Output each entry that follows exactly. Images stay out.

##########

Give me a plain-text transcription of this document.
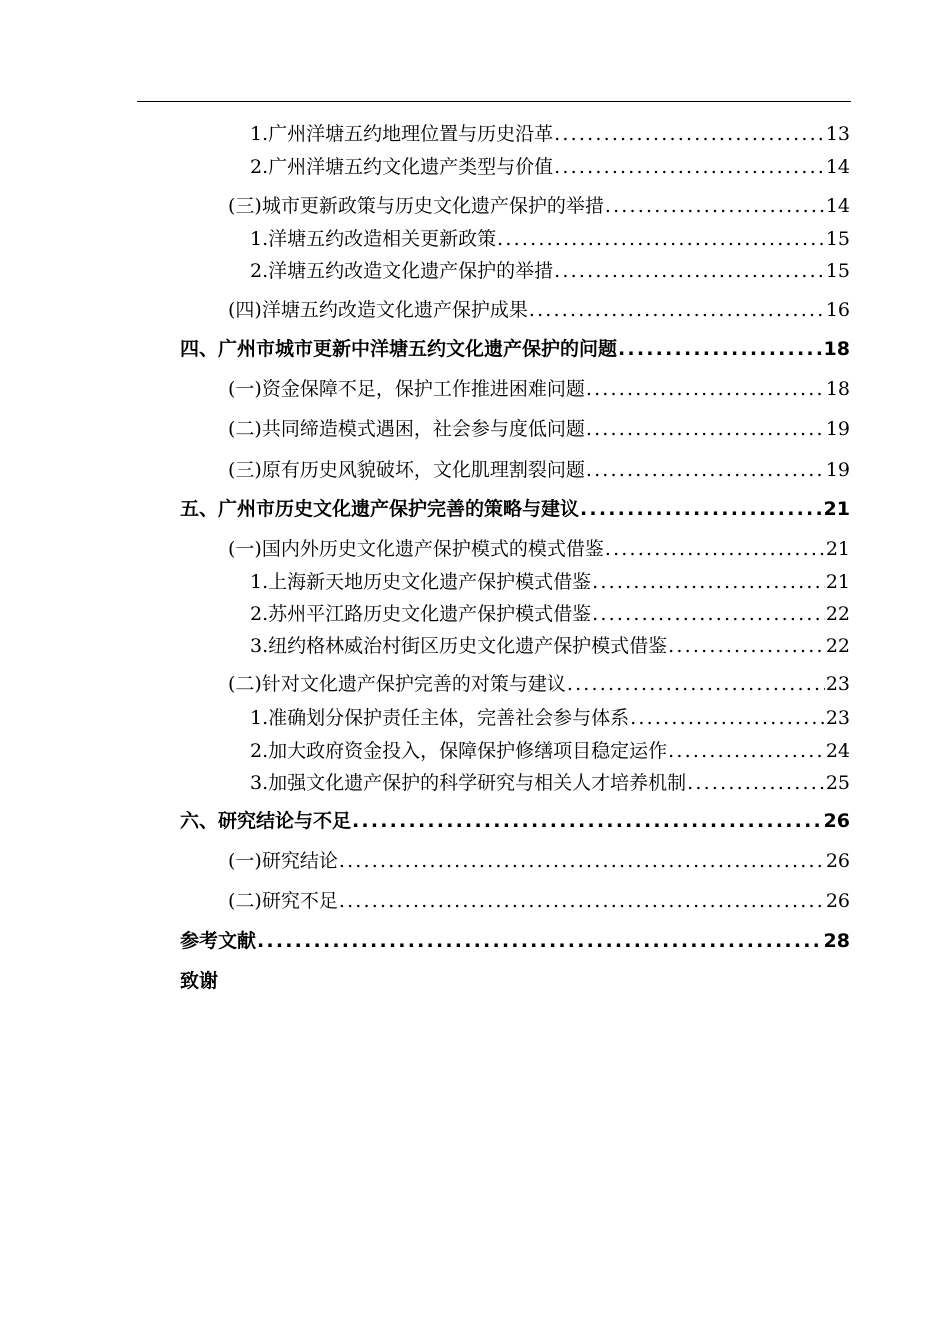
1.广州洋塘五约地理位置与历史沿革 .....	13
2.广州洋塘五约文化遗产类型与价值 .....	14
(三)城市更新政策与历史文化遗产保护的举措 .....	14
1.洋塘五约改造相关更新政策 .....	15
2.洋塘五约改造文化遗产保护的举措 .....	15
(四)洋塘五约改造文化遗产保护成果 .....	16
四、广州市城市更新中洋塘五约文化遗产保护的问题 .....	18
(一)资金保障不足，保护工作推进困难问题 .....	18
(二)共同缔造模式遇困，社会参与度低问题 .....	19
(三)原有历史风貌破坏，文化肌理割裂问题 .....	19
五、广州市历史文化遗产保护完善的策略与建议 .....	21
(一)国内外历史文化遗产保护模式的模式借鉴 .....	21
1.上海新天地历史文化遗产保护模式借鉴 .....	21
2.苏州平江路历史文化遗产保护模式借鉴 .....	22
3.纽约格林威治村街区历史文化遗产保护模式借鉴 .....	22
(二)针对文化遗产保护完善的对策与建议 .....	23
1.准确划分保护责任主体，完善社会参与体系 .....	23
2.加大政府资金投入，保障保护修缮项目稳定运作 .....	24
3.加强文化遗产保护的科学研究与相关人才培养机制 .....	25
六、研究结论与不足 .....	26
(一)研究结论 .....	26
(二)研究不足 .....	26
参考文献 .....	28
致谢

##########

Written answer
Give me a plain-text transcription of this document.
1.广州洋塘五约地理位置与历史沿革 .....	13
2.广州洋塘五约文化遗产类型与价值 .....	14
(三)城市更新政策与历史文化遗产保护的举措 .....	14
1.洋塘五约改造相关更新政策 .....	15
2.洋塘五约改造文化遗产保护的举措 .....	15
(四)洋塘五约改造文化遗产保护成果 .....	16
四、广州市城市更新中洋塘五约文化遗产保护的问题 .....	18
(一)资金保障不足，保护工作推进困难问题 .....	18
(二)共同缔造模式遇困，社会参与度低问题 .....	19
(三)原有历史风貌破坏，文化肌理割裂问题 .....	19
五、广州市历史文化遗产保护完善的策略与建议 .....	21
(一)国内外历史文化遗产保护模式的模式借鉴 .....	21
1.上海新天地历史文化遗产保护模式借鉴 .....	21
2.苏州平江路历史文化遗产保护模式借鉴 .....	22
3.纽约格林威治村街区历史文化遗产保护模式借鉴 .....	22
(二)针对文化遗产保护完善的对策与建议 .....	23
1.准确划分保护责任主体，完善社会参与体系 .....	23
2.加大政府资金投入，保障保护修缮项目稳定运作 .....	24
3.加强文化遗产保护的科学研究与相关人才培养机制 .....	25
六、研究结论与不足 .....	26
(一)研究结论 .....	26
(二)研究不足 .....	26
参考文献 .....	28
致谢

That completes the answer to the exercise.